* _What you should do_
Reproduce every entry exactly.

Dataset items
———
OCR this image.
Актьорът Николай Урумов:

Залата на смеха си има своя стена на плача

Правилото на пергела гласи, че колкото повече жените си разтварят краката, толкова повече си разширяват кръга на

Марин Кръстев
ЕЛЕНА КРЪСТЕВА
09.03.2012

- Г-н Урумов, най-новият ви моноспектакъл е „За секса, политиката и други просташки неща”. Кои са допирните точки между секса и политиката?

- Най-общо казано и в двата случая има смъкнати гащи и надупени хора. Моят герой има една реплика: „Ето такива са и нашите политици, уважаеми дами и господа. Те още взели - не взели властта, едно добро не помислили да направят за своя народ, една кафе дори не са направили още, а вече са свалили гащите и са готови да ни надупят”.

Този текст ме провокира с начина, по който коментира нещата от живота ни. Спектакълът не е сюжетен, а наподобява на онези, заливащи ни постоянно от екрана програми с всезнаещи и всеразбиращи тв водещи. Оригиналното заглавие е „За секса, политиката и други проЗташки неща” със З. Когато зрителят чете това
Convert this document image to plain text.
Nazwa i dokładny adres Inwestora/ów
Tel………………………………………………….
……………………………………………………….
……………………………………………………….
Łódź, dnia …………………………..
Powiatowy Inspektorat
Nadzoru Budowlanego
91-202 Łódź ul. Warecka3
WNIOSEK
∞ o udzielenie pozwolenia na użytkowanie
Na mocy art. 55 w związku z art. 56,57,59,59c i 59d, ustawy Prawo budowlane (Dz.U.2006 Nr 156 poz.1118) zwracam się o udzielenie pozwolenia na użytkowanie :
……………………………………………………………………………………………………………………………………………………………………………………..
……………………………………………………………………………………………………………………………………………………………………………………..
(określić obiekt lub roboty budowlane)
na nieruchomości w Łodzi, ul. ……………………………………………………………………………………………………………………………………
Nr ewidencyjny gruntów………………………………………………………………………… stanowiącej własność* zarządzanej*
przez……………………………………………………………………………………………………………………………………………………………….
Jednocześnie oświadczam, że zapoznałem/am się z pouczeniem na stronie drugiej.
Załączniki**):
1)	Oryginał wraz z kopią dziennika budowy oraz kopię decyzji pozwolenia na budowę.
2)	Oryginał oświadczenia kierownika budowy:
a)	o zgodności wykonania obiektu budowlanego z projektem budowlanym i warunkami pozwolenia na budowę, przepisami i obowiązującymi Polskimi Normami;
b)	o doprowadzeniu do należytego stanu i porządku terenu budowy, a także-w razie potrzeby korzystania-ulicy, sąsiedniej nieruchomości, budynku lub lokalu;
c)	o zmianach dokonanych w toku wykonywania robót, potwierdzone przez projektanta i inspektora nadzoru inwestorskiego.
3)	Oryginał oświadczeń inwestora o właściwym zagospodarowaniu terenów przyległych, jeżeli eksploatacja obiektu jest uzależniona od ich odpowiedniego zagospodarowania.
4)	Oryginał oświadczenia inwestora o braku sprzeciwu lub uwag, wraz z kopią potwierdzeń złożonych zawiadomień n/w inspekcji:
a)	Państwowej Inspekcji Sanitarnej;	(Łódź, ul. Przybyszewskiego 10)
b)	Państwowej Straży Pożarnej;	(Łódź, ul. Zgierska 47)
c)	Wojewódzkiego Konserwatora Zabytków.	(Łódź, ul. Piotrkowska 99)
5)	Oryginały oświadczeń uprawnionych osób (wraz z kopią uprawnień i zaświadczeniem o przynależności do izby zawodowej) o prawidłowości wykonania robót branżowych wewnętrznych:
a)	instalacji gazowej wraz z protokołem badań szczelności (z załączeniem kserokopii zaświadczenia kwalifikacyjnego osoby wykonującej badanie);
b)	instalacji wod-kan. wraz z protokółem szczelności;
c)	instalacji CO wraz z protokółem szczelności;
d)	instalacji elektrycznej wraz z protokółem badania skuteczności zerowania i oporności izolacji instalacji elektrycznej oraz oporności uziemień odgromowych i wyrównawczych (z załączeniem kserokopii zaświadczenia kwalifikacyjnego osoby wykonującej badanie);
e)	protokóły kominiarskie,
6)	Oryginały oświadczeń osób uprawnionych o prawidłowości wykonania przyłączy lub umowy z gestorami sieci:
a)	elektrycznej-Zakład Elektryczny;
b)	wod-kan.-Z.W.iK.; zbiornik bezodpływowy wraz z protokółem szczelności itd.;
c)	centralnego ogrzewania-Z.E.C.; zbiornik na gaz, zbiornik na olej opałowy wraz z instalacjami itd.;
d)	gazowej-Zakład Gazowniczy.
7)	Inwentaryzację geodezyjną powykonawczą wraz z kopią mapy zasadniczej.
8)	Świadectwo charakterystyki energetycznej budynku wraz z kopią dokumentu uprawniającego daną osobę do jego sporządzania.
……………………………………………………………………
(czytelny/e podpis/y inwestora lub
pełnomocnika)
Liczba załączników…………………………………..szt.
———
* _Written reply_
OCR this image.
Актьорът Николай Урумов:

Залата на смеха си има своя стена на плача

Правилото на пергела гласи, че колкото повече жените си разтварят краката, толкова повече си разширяват кръга на

Марин Кръстев
ЕЛЕНА КРЪСТЕВА
09.03.2012

- Г-н Урумов, най-новият ви моноспектакъл е „За секса, политиката и други просташки неща”. Кои са допирните точки между секса и политиката?

- Най-общо казано и в двата случая има смъкнати гащи и надупени хора. Моят герой има една реплика: „Ето такива са и нашите политици, уважаеми дами и господа. Те още взели - не взели властта, едно добро не помислили да направят за своя народ, една кафе дори не са направили още, а вече са свалили гащите и са готови да ни надупят”.

Този текст ме провокира с начина, по който коментира нещата от живота ни. Спектакълът не е сюжетен, а наподобява на онези, заливащи ни постоянно от екрана програми с всезнаещи и всеразбиращи тв водещи. Оригиналното заглавие е „За секса, политиката и други проЗташки неща” със З. Когато зрителят чете това
Convert this document image to plain text.
Nazwa i dokładny adres Inwestora/ów
Tel………………………………………………….
……………………………………………………….
……………………………………………………….
Łódź, dnia …………………………..
Powiatowy Inspektorat
Nadzoru Budowlanego
91-202 Łódź ul. Warecka3
WNIOSEK
∞ o udzielenie pozwolenia na użytkowanie
Na mocy art. 55 w związku z art. 56,57,59,59c i 59d, ustawy Prawo budowlane (Dz.U.2006 Nr 156 poz.1118) zwracam się o udzielenie pozwolenia na użytkowanie :
……………………………………………………………………………………………………………………………………………………………………………………..
……………………………………………………………………………………………………………………………………………………………………………………..
(określić obiekt lub roboty budowlane)
na nieruchomości w Łodzi, ul. ……………………………………………………………………………………………………………………………………
Nr ewidencyjny gruntów………………………………………………………………………… stanowiącej własność* zarządzanej*
przez……………………………………………………………………………………………………………………………………………………………….
Jednocześnie oświadczam, że zapoznałem/am się z pouczeniem na stronie drugiej.
Załączniki**):
1)	Oryginał wraz z kopią dziennika budowy oraz kopię decyzji pozwolenia na budowę.
2)	Oryginał oświadczenia kierownika budowy:
a)	o zgodności wykonania obiektu budowlanego z projektem budowlanym i warunkami pozwolenia na budowę, przepisami i obowiązującymi Polskimi Normami;
b)	o doprowadzeniu do należytego stanu i porządku terenu budowy, a także-w razie potrzeby korzystania-ulicy, sąsiedniej nieruchomości, budynku lub lokalu;
c)	o zmianach dokonanych w toku wykonywania robót, potwierdzone przez projektanta i inspektora nadzoru inwestorskiego.
3)	Oryginał oświadczeń inwestora o właściwym zagospodarowaniu terenów przyległych, jeżeli eksploatacja obiektu jest uzależniona od ich odpowiedniego zagospodarowania.
4)	Oryginał oświadczenia inwestora o braku sprzeciwu lub uwag, wraz z kopią potwierdzeń złożonych zawiadomień n/w inspekcji:
a)	Państwowej Inspekcji Sanitarnej;	(Łódź, ul. Przybyszewskiego 10)
b)	Państwowej Straży Pożarnej;	(Łódź, ul. Zgierska 47)
c)	Wojewódzkiego Konserwatora Zabytków.	(Łódź, ul. Piotrkowska 99)
5)	Oryginały oświadczeń uprawnionych osób (wraz z kopią uprawnień i zaświadczeniem o przynależności do izby zawodowej) o prawidłowości wykonania robót branżowych wewnętrznych:
a)	instalacji gazowej wraz z protokołem badań szczelności (z załączeniem kserokopii zaświadczenia kwalifikacyjnego osoby wykonującej badanie);
b)	instalacji wod-kan. wraz z protokółem szczelności;
c)	instalacji CO wraz z protokółem szczelności;
d)	instalacji elektrycznej wraz z protokółem badania skuteczności zerowania i oporności izolacji instalacji elektrycznej oraz oporności uziemień odgromowych i wyrównawczych (z załączeniem kserokopii zaświadczenia kwalifikacyjnego osoby wykonującej badanie);
e)	protokóły kominiarskie,
6)	Oryginały oświadczeń osób uprawnionych o prawidłowości wykonania przyłączy lub umowy z gestorami sieci:
a)	elektrycznej-Zakład Elektryczny;
b)	wod-kan.-Z.W.iK.; zbiornik bezodpływowy wraz z protokółem szczelności itd.;
c)	centralnego ogrzewania-Z.E.C.; zbiornik na gaz, zbiornik na olej opałowy wraz z instalacjami itd.;
d)	gazowej-Zakład Gazowniczy.
7)	Inwentaryzację geodezyjną powykonawczą wraz z kopią mapy zasadniczej.
8)	Świadectwo charakterystyki energetycznej budynku wraz z kopią dokumentu uprawniającego daną osobę do jego sporządzania.
……………………………………………………………………
(czytelny/e podpis/y inwestora lub
pełnomocnika)
Liczba załączników…………………………………..szt.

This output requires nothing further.